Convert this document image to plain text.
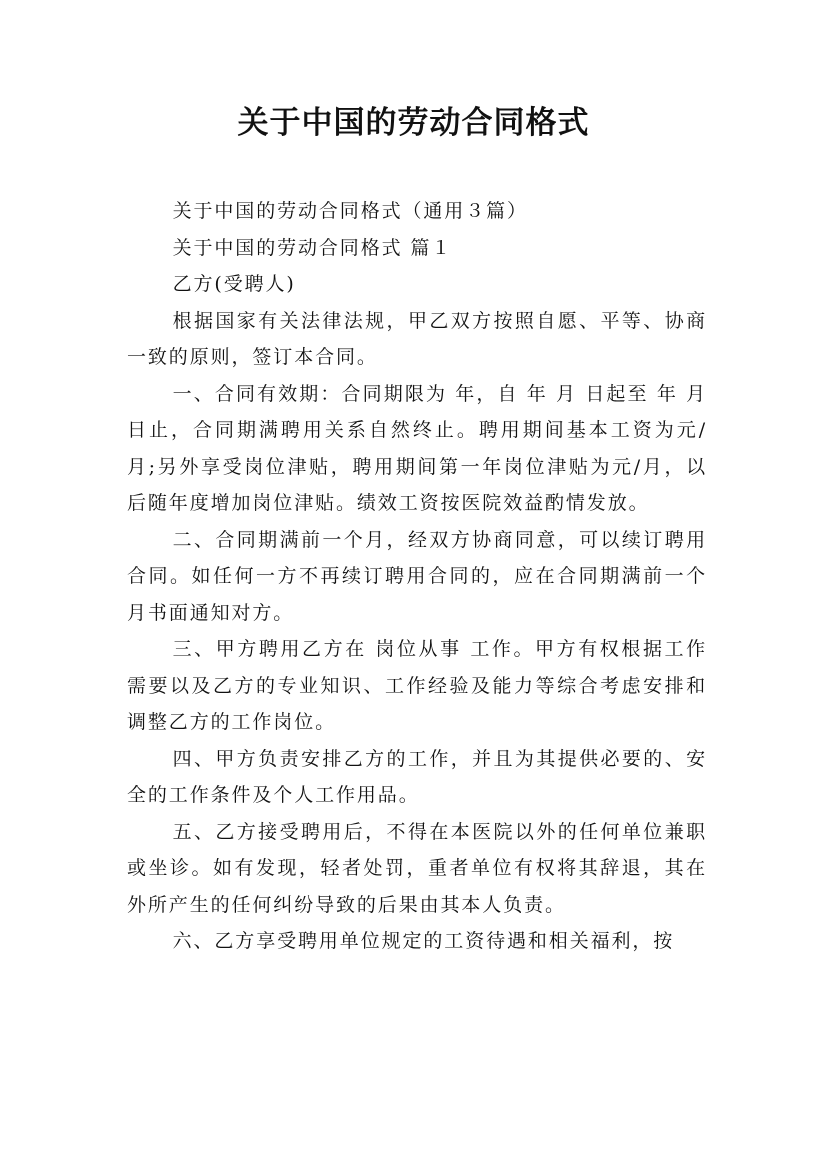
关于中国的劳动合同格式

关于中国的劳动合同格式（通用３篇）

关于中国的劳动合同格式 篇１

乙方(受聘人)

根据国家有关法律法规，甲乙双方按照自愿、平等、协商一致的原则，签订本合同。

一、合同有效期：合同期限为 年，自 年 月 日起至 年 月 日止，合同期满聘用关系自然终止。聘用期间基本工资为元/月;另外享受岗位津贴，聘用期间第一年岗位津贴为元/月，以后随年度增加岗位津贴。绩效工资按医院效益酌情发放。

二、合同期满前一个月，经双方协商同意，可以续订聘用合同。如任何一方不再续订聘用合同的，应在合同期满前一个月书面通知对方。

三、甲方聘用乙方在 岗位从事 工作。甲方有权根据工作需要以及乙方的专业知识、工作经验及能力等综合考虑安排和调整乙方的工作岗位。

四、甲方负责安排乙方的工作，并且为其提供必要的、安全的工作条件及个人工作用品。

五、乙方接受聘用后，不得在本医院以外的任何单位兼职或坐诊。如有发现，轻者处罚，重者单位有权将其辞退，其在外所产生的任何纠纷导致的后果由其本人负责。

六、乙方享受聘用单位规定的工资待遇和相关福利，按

__________________________________________________

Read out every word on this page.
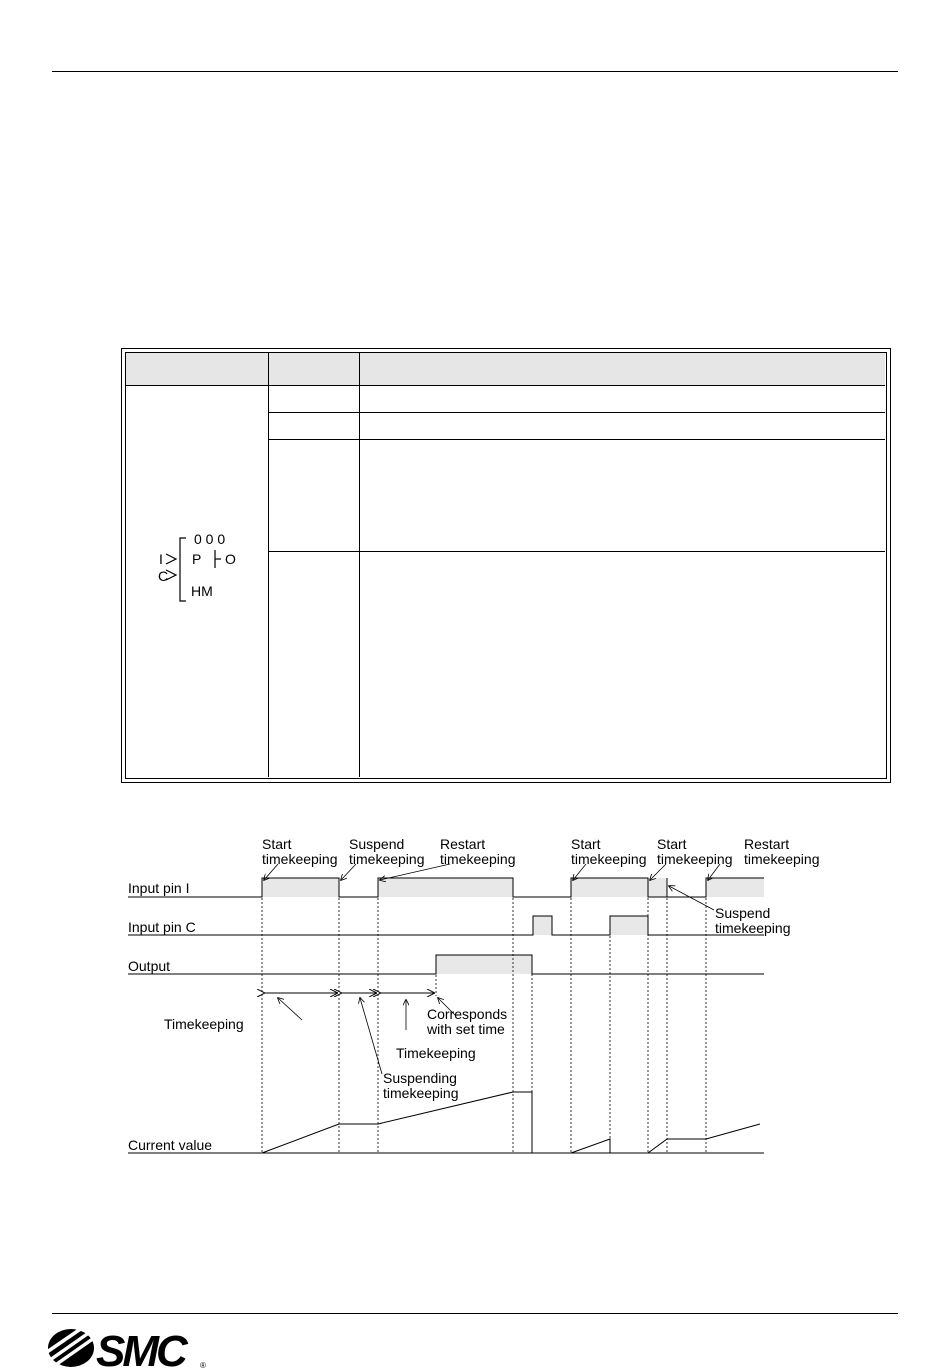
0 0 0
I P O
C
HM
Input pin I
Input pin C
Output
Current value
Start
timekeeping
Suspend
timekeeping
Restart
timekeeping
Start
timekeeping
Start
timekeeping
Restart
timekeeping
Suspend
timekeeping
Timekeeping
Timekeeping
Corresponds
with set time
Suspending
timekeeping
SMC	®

__________________________________________________

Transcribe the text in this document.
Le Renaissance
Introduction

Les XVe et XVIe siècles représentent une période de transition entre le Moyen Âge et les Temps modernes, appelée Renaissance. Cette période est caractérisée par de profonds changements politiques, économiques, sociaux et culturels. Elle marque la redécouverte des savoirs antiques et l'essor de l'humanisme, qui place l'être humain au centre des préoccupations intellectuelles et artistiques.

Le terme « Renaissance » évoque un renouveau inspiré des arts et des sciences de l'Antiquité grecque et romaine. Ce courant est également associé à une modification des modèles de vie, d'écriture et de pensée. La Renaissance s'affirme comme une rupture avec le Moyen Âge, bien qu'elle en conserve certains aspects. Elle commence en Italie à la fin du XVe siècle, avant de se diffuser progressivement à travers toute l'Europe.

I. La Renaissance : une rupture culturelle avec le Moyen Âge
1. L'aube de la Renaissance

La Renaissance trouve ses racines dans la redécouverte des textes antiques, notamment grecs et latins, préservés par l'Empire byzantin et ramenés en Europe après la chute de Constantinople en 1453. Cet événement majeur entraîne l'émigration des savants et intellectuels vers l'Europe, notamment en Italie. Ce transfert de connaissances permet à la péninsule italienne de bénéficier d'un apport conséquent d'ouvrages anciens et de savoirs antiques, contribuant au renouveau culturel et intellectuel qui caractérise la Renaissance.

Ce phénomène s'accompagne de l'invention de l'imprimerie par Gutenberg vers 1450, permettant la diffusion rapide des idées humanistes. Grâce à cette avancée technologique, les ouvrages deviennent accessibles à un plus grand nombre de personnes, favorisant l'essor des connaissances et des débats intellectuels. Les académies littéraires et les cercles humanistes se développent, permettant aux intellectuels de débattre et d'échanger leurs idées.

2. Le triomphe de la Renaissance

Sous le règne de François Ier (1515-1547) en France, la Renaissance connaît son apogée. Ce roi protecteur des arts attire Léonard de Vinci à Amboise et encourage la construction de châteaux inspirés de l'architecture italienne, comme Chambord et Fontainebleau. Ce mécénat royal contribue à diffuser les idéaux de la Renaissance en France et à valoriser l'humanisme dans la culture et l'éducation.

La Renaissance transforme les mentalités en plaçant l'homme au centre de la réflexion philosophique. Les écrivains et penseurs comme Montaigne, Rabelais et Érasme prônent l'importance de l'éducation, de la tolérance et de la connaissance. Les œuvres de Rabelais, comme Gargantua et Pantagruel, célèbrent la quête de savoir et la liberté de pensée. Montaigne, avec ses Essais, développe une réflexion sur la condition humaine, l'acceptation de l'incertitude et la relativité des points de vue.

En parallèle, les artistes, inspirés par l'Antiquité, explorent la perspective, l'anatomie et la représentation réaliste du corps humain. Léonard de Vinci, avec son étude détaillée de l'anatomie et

__________________________________________________

- [EXERCISE BRIEF]:
Give the number of lines in the entries above that include the string "this". No other output is expected.

- [WORKED ANSWER]:
3